»»

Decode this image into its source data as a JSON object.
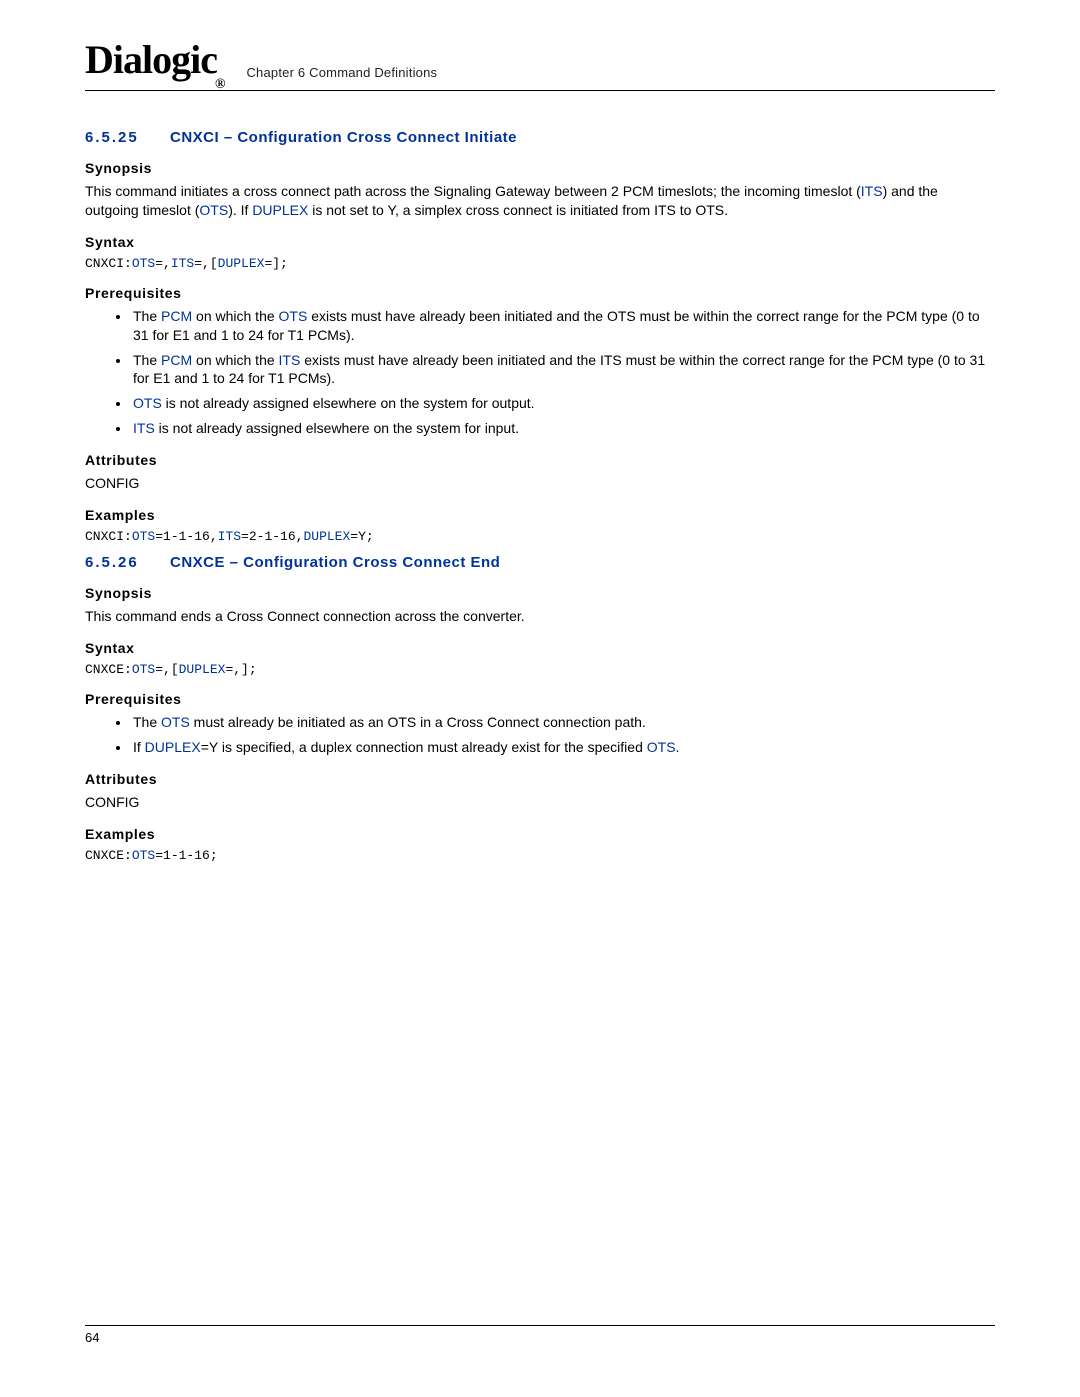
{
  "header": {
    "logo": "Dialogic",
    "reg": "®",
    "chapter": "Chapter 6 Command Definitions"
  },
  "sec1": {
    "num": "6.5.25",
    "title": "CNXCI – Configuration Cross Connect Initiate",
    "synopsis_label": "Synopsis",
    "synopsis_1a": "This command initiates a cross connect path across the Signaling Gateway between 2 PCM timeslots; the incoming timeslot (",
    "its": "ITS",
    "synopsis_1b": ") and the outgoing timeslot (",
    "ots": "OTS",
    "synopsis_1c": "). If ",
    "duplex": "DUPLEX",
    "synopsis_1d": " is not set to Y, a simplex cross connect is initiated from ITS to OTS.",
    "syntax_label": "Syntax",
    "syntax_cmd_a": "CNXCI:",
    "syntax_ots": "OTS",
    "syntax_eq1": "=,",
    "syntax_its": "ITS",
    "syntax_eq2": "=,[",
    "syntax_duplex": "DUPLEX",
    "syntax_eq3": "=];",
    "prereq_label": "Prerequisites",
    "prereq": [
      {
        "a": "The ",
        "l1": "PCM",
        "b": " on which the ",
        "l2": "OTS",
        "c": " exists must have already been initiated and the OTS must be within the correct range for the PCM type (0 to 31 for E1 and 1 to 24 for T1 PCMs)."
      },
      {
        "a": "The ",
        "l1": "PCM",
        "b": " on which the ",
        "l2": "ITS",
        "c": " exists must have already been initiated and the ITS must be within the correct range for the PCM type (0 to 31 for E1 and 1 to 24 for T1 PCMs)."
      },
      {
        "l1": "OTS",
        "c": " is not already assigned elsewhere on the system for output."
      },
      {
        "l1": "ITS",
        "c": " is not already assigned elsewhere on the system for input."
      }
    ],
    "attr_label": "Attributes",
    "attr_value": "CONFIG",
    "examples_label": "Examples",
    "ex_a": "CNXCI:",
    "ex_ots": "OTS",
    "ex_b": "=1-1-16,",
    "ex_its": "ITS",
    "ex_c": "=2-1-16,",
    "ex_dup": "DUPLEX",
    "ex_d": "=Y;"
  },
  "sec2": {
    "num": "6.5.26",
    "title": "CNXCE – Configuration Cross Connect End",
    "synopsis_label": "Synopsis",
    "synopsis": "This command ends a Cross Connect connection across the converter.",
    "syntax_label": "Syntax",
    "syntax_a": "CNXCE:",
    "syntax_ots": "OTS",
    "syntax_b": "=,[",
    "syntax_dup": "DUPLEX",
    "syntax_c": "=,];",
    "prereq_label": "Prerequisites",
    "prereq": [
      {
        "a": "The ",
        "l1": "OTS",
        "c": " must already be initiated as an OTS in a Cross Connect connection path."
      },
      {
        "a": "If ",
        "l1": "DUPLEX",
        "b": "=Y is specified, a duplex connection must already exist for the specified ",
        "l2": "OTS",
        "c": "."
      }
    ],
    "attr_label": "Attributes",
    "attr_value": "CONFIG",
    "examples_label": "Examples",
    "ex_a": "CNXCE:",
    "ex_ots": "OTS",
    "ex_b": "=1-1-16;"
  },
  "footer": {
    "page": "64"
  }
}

««
»»

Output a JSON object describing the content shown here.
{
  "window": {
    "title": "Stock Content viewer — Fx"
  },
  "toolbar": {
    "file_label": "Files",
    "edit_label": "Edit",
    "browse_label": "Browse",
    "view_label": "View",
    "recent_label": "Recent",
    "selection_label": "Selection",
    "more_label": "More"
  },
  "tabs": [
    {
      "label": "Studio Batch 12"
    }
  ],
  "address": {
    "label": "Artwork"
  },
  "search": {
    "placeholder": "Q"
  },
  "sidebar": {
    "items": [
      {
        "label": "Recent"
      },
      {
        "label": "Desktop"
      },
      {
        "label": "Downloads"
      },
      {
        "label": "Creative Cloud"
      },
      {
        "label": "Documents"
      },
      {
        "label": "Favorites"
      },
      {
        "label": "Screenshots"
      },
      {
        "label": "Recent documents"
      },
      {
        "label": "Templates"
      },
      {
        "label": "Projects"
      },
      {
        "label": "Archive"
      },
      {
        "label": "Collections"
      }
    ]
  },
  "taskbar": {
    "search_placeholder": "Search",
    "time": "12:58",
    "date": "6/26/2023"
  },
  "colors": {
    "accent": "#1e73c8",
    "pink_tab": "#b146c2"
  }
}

««

= Task to complete =
In the entries above, find each line with the string "object" and copy it.

= Problem solution =
Decode this image into its source data as a JSON object.
Output a JSON object describing the content shown here.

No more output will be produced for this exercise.